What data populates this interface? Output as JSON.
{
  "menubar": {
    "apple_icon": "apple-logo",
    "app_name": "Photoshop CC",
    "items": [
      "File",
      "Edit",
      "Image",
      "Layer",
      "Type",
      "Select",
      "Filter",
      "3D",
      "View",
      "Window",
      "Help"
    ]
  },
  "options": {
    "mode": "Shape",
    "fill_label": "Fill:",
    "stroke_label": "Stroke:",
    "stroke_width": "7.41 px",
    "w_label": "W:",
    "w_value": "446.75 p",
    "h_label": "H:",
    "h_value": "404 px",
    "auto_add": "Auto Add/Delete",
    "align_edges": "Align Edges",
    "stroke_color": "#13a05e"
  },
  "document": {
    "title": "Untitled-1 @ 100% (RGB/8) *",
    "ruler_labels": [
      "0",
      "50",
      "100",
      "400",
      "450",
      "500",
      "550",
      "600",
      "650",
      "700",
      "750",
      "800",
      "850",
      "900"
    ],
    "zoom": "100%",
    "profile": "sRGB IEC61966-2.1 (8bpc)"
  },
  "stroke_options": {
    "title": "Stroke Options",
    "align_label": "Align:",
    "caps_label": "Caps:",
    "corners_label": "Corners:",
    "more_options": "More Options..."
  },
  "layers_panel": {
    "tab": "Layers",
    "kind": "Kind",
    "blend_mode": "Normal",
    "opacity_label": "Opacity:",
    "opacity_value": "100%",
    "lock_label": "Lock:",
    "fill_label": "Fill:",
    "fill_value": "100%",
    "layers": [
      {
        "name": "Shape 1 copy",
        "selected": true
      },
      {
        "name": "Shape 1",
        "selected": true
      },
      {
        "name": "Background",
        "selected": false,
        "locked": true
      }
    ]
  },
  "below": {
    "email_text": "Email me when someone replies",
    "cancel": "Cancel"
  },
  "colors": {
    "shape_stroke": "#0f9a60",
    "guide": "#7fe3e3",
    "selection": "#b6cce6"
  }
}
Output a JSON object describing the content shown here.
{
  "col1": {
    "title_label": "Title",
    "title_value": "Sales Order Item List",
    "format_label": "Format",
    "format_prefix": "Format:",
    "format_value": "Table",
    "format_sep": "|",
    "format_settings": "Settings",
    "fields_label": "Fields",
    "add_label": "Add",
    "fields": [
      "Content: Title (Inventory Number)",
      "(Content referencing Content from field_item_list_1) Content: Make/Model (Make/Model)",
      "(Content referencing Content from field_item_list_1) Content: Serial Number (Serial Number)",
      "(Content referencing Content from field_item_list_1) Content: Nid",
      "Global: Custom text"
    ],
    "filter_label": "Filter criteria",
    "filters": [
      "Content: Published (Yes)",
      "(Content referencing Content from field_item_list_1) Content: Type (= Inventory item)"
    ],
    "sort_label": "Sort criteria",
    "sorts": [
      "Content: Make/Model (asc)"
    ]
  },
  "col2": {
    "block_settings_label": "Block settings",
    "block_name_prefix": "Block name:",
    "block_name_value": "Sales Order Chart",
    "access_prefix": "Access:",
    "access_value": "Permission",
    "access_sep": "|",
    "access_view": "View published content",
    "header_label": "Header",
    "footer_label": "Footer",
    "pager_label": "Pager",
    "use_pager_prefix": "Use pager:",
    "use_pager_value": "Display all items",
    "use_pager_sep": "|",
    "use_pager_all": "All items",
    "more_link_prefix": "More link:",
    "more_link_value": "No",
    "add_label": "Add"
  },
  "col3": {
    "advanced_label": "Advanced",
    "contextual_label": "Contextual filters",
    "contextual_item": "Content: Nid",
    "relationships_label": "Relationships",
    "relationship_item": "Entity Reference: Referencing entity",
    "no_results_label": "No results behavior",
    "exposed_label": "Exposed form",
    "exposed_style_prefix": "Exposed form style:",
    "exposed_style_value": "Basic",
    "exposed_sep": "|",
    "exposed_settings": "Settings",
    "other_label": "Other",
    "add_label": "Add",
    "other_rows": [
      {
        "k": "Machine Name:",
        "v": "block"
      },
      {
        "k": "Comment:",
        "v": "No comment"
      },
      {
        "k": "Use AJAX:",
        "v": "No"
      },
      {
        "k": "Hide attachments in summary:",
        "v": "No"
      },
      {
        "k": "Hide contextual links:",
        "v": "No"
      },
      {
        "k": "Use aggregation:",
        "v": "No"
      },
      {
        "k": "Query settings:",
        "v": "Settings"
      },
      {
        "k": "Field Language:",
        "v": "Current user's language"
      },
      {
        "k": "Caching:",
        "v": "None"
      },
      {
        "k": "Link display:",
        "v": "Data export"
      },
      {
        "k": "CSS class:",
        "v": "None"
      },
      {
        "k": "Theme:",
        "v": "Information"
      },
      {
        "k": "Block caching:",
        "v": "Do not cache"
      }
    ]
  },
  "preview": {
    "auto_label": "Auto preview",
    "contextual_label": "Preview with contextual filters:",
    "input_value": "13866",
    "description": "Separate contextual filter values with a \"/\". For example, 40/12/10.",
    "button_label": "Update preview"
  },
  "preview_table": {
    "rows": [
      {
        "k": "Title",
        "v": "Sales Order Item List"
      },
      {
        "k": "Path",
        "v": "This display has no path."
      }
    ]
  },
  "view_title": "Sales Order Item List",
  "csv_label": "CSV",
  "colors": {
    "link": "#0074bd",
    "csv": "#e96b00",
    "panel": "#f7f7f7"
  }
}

▶ **Short problem**:
Set out the complete listing exactly as shown.

▶ **Result of this exercise**:
What data populates this interface? Output as JSON.
{
  "menubar": {
    "apple_icon": "apple-logo",
    "app_name": "Photoshop CC",
    "items": [
      "File",
      "Edit",
      "Image",
      "Layer",
      "Type",
      "Select",
      "Filter",
      "3D",
      "View",
      "Window",
      "Help"
    ]
  },
  "options": {
    "mode": "Shape",
    "fill_label": "Fill:",
    "stroke_label": "Stroke:",
    "stroke_width": "7.41 px",
    "w_label": "W:",
    "w_value": "446.75 p",
    "h_label": "H:",
    "h_value": "404 px",
    "auto_add": "Auto Add/Delete",
    "align_edges": "Align Edges",
    "stroke_color": "#13a05e"
  },
  "document": {
    "title": "Untitled-1 @ 100% (RGB/8) *",
    "ruler_labels": [
      "0",
      "50",
      "100",
      "400",
      "450",
      "500",
      "550",
      "600",
      "650",
      "700",
      "750",
      "800",
      "850",
      "900"
    ],
    "zoom": "100%",
    "profile": "sRGB IEC61966-2.1 (8bpc)"
  },
  "stroke_options": {
    "title": "Stroke Options",
    "align_label": "Align:",
    "caps_label": "Caps:",
    "corners_label": "Corners:",
    "more_options": "More Options..."
  },
  "layers_panel": {
    "tab": "Layers",
    "kind": "Kind",
    "blend_mode": "Normal",
    "opacity_label": "Opacity:",
    "opacity_value": "100%",
    "lock_label": "Lock:",
    "fill_label": "Fill:",
    "fill_value": "100%",
    "layers": [
      {
        "name": "Shape 1 copy",
        "selected": true
      },
      {
        "name": "Shape 1",
        "selected": true
      },
      {
        "name": "Background",
        "selected": false,
        "locked": true
      }
    ]
  },
  "below": {
    "email_text": "Email me when someone replies",
    "cancel": "Cancel"
  },
  "colors": {
    "shape_stroke": "#0f9a60",
    "guide": "#7fe3e3",
    "selection": "#b6cce6"
  }
}
Output a JSON object describing the content shown here.
{
  "col1": {
    "title_label": "Title",
    "title_value": "Sales Order Item List",
    "format_label": "Format",
    "format_prefix": "Format:",
    "format_value": "Table",
    "format_sep": "|",
    "format_settings": "Settings",
    "fields_label": "Fields",
    "add_label": "Add",
    "fields": [
      "Content: Title (Inventory Number)",
      "(Content referencing Content from field_item_list_1) Content: Make/Model (Make/Model)",
      "(Content referencing Content from field_item_list_1) Content: Serial Number (Serial Number)",
      "(Content referencing Content from field_item_list_1) Content: Nid",
      "Global: Custom text"
    ],
    "filter_label": "Filter criteria",
    "filters": [
      "Content: Published (Yes)",
      "(Content referencing Content from field_item_list_1) Content: Type (= Inventory item)"
    ],
    "sort_label": "Sort criteria",
    "sorts": [
      "Content: Make/Model (asc)"
    ]
  },
  "col2": {
    "block_settings_label": "Block settings",
    "block_name_prefix": "Block name:",
    "block_name_value": "Sales Order Chart",
    "access_prefix": "Access:",
    "access_value": "Permission",
    "access_sep": "|",
    "access_view": "View published content",
    "header_label": "Header",
    "footer_label": "Footer",
    "pager_label": "Pager",
    "use_pager_prefix": "Use pager:",
    "use_pager_value": "Display all items",
    "use_pager_sep": "|",
    "use_pager_all": "All items",
    "more_link_prefix": "More link:",
    "more_link_value": "No",
    "add_label": "Add"
  },
  "col3": {
    "advanced_label": "Advanced",
    "contextual_label": "Contextual filters",
    "contextual_item": "Content: Nid",
    "relationships_label": "Relationships",
    "relationship_item": "Entity Reference: Referencing entity",
    "no_results_label": "No results behavior",
    "exposed_label": "Exposed form",
    "exposed_style_prefix": "Exposed form style:",
    "exposed_style_value": "Basic",
    "exposed_sep": "|",
    "exposed_settings": "Settings",
    "other_label": "Other",
    "add_label": "Add",
    "other_rows": [
      {
        "k": "Machine Name:",
        "v": "block"
      },
      {
        "k": "Comment:",
        "v": "No comment"
      },
      {
        "k": "Use AJAX:",
        "v": "No"
      },
      {
        "k": "Hide attachments in summary:",
        "v": "No"
      },
      {
        "k": "Hide contextual links:",
        "v": "No"
      },
      {
        "k": "Use aggregation:",
        "v": "No"
      },
      {
        "k": "Query settings:",
        "v": "Settings"
      },
      {
        "k": "Field Language:",
        "v": "Current user's language"
      },
      {
        "k": "Caching:",
        "v": "None"
      },
      {
        "k": "Link display:",
        "v": "Data export"
      },
      {
        "k": "CSS class:",
        "v": "None"
      },
      {
        "k": "Theme:",
        "v": "Information"
      },
      {
        "k": "Block caching:",
        "v": "Do not cache"
      }
    ]
  },
  "preview": {
    "auto_label": "Auto preview",
    "contextual_label": "Preview with contextual filters:",
    "input_value": "13866",
    "description": "Separate contextual filter values with a \"/\". For example, 40/12/10.",
    "button_label": "Update preview"
  },
  "preview_table": {
    "rows": [
      {
        "k": "Title",
        "v": "Sales Order Item List"
      },
      {
        "k": "Path",
        "v": "This display has no path."
      }
    ]
  },
  "view_title": "Sales Order Item List",
  "csv_label": "CSV",
  "colors": {
    "link": "#0074bd",
    "csv": "#e96b00",
    "panel": "#f7f7f7"
  }
}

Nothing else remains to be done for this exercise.